**Written problem**
Output each entry below as it stands, leaving out every picture.

Dataset records
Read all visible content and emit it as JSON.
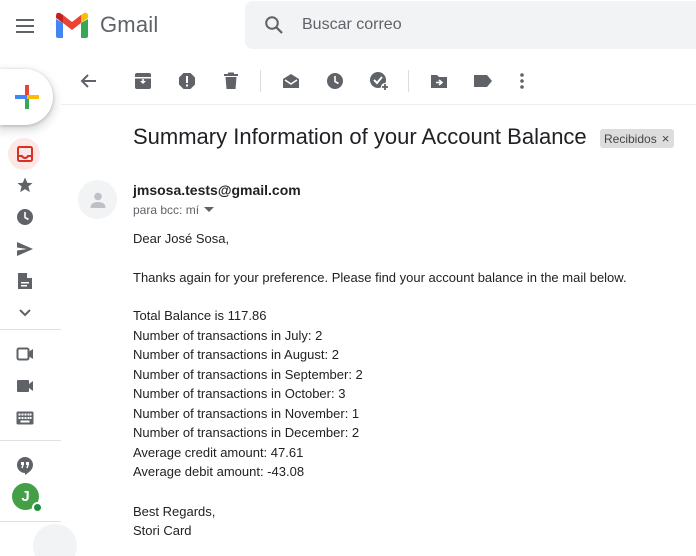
{
  "header": {
    "app_name": "Gmail",
    "search_placeholder": "Buscar correo"
  },
  "message": {
    "subject": "Summary Information of your Account Balance",
    "label": "Recibidos",
    "sender_email": "jmsosa.tests@gmail.com",
    "recipient_line": "para bcc: mí",
    "greeting": "Dear José Sosa,",
    "intro": "Thanks again for your preference. Please find your account balance in the mail below.",
    "lines": [
      "Total Balance is 117.86",
      "Number of transactions in July: 2",
      "Number of transactions in August: 2",
      "Number of transactions in September: 2",
      "Number of transactions in October: 3",
      "Number of transactions in November: 1",
      "Number of transactions in December: 2",
      "Average credit amount: 47.61",
      "Average debit amount: -43.08"
    ],
    "closing": "Best Regards,",
    "signature": "Stori Card"
  },
  "account": {
    "avatar_initial": "J"
  },
  "colors": {
    "gmail_red": "#ea4335",
    "gmail_blue": "#4285f4",
    "gmail_green": "#34a853",
    "gmail_yellow": "#fbbc04",
    "icon_gray": "#5f6368",
    "inbox_highlight": "#fce8e6",
    "avatar_green": "#43a047"
  },
  "icons": {
    "rail": [
      "compose-plus-icon",
      "inbox-icon",
      "star-icon",
      "clock-icon",
      "send-icon",
      "draft-icon",
      "chevron-down-icon",
      "meet-new-icon",
      "videocam-icon",
      "keyboard-icon",
      "hangouts-icon"
    ],
    "toolbar": [
      "back-arrow-icon",
      "archive-icon",
      "report-spam-icon",
      "delete-icon",
      "mark-unread-icon",
      "snooze-icon",
      "add-task-icon",
      "move-to-icon",
      "label-icon",
      "more-vert-icon"
    ]
  }
}
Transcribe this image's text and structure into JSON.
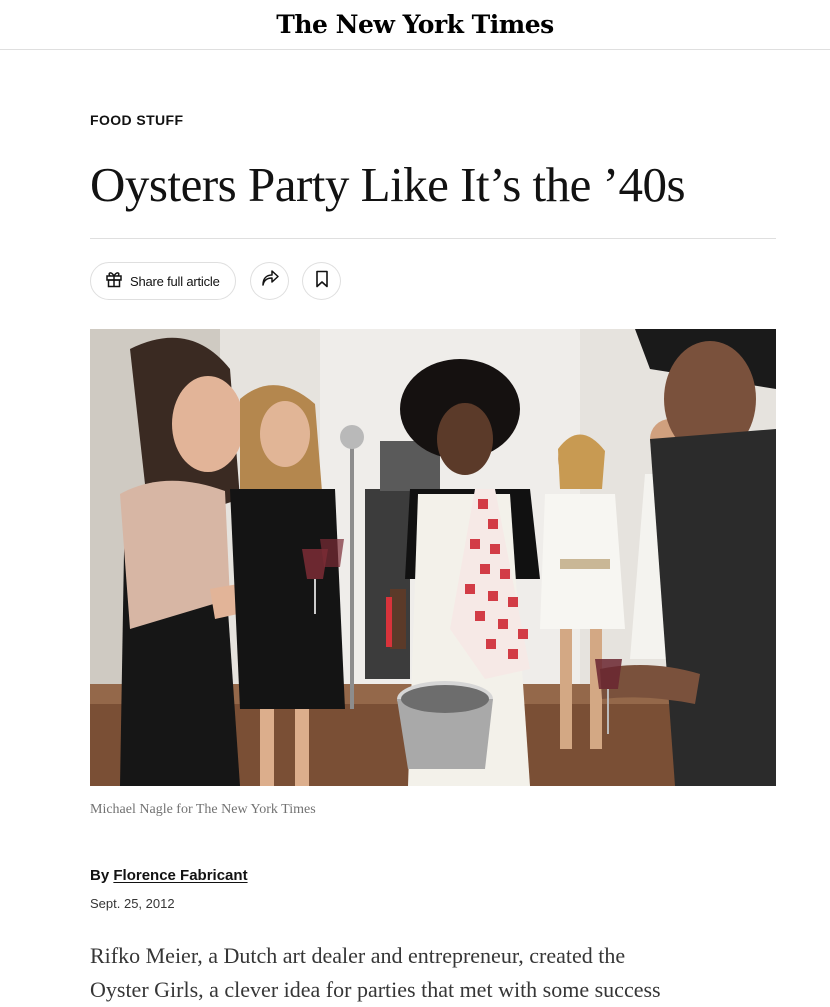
{
  "masthead": {
    "logo_text": "The New York Times"
  },
  "article": {
    "kicker": "FOOD STUFF",
    "headline": "Oysters Party Like It’s the ’40s",
    "toolbar": {
      "share_label": "Share full article",
      "gift_icon": "gift-icon",
      "forward_icon": "share-arrow-icon",
      "save_icon": "bookmark-icon"
    },
    "image": {
      "credit": "Michael Nagle for The New York Times"
    },
    "byline": {
      "prefix": "By",
      "author": "Florence Fabricant"
    },
    "date": "Sept. 25, 2012",
    "body": {
      "line1": "Rifko Meier, a Dutch art dealer and entrepreneur, created the",
      "line2": "Oyster Girls, a clever idea for parties that met with some success"
    }
  },
  "colors": {
    "text": "#121212",
    "secondary_text": "#363636",
    "caption": "#727272",
    "rule": "#dfdfdf",
    "apron_check": "#d23c46"
  }
}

**Correct response**
Read all visible content and emit it as JSON.
{
  "header": {
    "app_name": "Gmail",
    "search_placeholder": "Buscar correo"
  },
  "message": {
    "subject": "Summary Information of your Account Balance",
    "label": "Recibidos",
    "sender_email": "jmsosa.tests@gmail.com",
    "recipient_line": "para bcc: mí",
    "greeting": "Dear José Sosa,",
    "intro": "Thanks again for your preference. Please find your account balance in the mail below.",
    "lines": [
      "Total Balance is 117.86",
      "Number of transactions in July: 2",
      "Number of transactions in August: 2",
      "Number of transactions in September: 2",
      "Number of transactions in October: 3",
      "Number of transactions in November: 1",
      "Number of transactions in December: 2",
      "Average credit amount: 47.61",
      "Average debit amount: -43.08"
    ],
    "closing": "Best Regards,",
    "signature": "Stori Card"
  },
  "account": {
    "avatar_initial": "J"
  },
  "colors": {
    "gmail_red": "#ea4335",
    "gmail_blue": "#4285f4",
    "gmail_green": "#34a853",
    "gmail_yellow": "#fbbc04",
    "icon_gray": "#5f6368",
    "inbox_highlight": "#fce8e6",
    "avatar_green": "#43a047"
  },
  "icons": {
    "rail": [
      "compose-plus-icon",
      "inbox-icon",
      "star-icon",
      "clock-icon",
      "send-icon",
      "draft-icon",
      "chevron-down-icon",
      "meet-new-icon",
      "videocam-icon",
      "keyboard-icon",
      "hangouts-icon"
    ],
    "toolbar": [
      "back-arrow-icon",
      "archive-icon",
      "report-spam-icon",
      "delete-icon",
      "mark-unread-icon",
      "snooze-icon",
      "add-task-icon",
      "move-to-icon",
      "label-icon",
      "more-vert-icon"
    ]
  }
}
Transcribe this image's text and structure into JSON.
{
  "masthead": {
    "logo_text": "The New York Times"
  },
  "article": {
    "kicker": "FOOD STUFF",
    "headline": "Oysters Party Like It’s the ’40s",
    "toolbar": {
      "share_label": "Share full article",
      "gift_icon": "gift-icon",
      "forward_icon": "share-arrow-icon",
      "save_icon": "bookmark-icon"
    },
    "image": {
      "credit": "Michael Nagle for The New York Times"
    },
    "byline": {
      "prefix": "By",
      "author": "Florence Fabricant"
    },
    "date": "Sept. 25, 2012",
    "body": {
      "line1": "Rifko Meier, a Dutch art dealer and entrepreneur, created the",
      "line2": "Oyster Girls, a clever idea for parties that met with some success"
    }
  },
  "colors": {
    "text": "#121212",
    "secondary_text": "#363636",
    "caption": "#727272",
    "rule": "#dfdfdf",
    "apron_check": "#d23c46"
  }
}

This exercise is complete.